Extract all lines from the data beneath that include the word "Horiz".

**EXTRACTED ENTRIES:**
********************

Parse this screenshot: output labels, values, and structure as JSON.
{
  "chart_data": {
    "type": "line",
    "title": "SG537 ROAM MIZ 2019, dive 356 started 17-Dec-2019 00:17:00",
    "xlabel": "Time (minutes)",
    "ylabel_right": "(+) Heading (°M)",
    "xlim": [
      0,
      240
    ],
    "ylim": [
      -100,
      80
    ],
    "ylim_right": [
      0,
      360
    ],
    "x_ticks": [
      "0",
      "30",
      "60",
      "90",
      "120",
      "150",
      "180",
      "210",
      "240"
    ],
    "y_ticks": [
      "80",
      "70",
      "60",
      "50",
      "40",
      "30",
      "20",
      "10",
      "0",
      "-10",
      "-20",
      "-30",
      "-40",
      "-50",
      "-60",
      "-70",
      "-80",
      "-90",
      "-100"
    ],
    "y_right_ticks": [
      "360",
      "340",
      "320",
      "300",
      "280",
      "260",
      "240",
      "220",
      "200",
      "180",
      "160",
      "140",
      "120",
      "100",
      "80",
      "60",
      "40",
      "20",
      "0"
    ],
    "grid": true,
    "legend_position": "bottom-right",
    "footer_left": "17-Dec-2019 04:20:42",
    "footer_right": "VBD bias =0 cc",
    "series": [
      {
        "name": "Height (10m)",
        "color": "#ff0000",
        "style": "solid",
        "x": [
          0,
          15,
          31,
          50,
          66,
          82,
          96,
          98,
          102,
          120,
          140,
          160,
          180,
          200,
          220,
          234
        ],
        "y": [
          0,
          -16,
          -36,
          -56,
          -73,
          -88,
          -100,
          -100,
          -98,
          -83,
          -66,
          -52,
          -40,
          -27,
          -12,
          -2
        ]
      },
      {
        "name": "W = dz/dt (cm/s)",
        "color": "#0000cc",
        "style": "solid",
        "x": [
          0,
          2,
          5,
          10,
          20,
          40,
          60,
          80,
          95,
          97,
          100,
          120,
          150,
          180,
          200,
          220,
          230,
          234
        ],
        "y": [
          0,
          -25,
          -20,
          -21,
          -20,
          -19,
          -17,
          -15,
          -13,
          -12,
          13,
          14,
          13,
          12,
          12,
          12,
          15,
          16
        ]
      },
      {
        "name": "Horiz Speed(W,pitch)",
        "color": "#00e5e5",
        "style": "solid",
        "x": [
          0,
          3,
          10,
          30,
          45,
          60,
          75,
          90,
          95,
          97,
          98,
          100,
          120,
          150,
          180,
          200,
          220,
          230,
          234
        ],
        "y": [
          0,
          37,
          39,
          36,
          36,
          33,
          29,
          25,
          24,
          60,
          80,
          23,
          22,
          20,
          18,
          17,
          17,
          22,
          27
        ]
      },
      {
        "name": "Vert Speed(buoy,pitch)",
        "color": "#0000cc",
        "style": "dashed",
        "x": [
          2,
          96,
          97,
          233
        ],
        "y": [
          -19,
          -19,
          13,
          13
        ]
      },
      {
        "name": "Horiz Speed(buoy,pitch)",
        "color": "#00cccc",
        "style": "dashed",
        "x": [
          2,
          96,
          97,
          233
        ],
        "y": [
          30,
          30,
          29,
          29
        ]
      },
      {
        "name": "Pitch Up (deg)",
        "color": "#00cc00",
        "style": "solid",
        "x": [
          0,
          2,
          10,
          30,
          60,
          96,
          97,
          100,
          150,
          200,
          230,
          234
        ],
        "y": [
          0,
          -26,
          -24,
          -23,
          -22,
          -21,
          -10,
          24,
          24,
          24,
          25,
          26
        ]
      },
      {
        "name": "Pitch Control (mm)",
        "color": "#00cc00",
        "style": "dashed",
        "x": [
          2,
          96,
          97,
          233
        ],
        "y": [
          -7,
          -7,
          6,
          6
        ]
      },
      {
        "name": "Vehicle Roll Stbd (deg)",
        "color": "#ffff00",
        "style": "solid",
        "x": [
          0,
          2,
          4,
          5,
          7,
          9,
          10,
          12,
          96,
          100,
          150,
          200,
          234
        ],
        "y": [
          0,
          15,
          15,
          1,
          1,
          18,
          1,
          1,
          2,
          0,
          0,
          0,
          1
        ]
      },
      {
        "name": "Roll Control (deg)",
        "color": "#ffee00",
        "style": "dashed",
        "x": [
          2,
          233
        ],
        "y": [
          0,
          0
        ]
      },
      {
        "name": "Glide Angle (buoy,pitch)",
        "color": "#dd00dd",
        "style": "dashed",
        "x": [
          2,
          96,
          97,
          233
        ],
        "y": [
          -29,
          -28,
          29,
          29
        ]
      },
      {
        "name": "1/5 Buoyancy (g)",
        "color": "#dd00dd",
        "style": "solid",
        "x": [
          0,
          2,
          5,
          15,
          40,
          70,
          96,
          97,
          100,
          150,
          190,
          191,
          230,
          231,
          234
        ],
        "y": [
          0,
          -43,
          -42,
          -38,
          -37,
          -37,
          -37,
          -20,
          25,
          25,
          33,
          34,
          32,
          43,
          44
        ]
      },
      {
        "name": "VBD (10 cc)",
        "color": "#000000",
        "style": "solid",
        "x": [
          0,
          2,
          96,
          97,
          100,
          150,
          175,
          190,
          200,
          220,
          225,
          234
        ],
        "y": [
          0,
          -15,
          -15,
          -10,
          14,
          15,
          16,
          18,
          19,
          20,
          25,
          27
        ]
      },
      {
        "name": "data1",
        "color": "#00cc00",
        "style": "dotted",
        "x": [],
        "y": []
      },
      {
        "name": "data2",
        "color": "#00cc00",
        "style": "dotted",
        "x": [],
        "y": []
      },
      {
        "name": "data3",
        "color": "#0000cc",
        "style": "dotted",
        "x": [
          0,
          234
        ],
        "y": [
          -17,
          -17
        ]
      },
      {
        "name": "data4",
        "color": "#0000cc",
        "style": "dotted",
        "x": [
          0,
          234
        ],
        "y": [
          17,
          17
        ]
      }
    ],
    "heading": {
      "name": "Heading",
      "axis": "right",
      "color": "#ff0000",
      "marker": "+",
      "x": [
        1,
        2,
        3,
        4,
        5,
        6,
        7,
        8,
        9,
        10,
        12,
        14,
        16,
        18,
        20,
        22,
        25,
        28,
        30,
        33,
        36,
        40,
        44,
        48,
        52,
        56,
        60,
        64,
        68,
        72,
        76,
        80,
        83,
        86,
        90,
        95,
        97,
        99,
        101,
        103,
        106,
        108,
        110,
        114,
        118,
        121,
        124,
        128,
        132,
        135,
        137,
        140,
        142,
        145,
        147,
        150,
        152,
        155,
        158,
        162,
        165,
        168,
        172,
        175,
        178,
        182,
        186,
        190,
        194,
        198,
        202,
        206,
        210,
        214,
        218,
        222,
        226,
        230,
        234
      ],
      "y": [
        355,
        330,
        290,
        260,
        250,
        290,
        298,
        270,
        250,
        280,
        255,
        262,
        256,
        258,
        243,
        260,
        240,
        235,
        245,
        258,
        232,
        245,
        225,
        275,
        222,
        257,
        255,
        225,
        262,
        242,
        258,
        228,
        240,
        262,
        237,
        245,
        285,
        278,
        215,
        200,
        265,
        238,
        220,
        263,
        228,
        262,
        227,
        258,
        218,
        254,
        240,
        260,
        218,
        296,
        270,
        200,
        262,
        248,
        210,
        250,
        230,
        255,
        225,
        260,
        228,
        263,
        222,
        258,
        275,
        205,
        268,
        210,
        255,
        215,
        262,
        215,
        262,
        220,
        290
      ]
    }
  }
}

********************

**THE RESPONSE:**
        "name": "Horiz Speed(W,pitch)",
        "name": "Horiz Speed(buoy,pitch)",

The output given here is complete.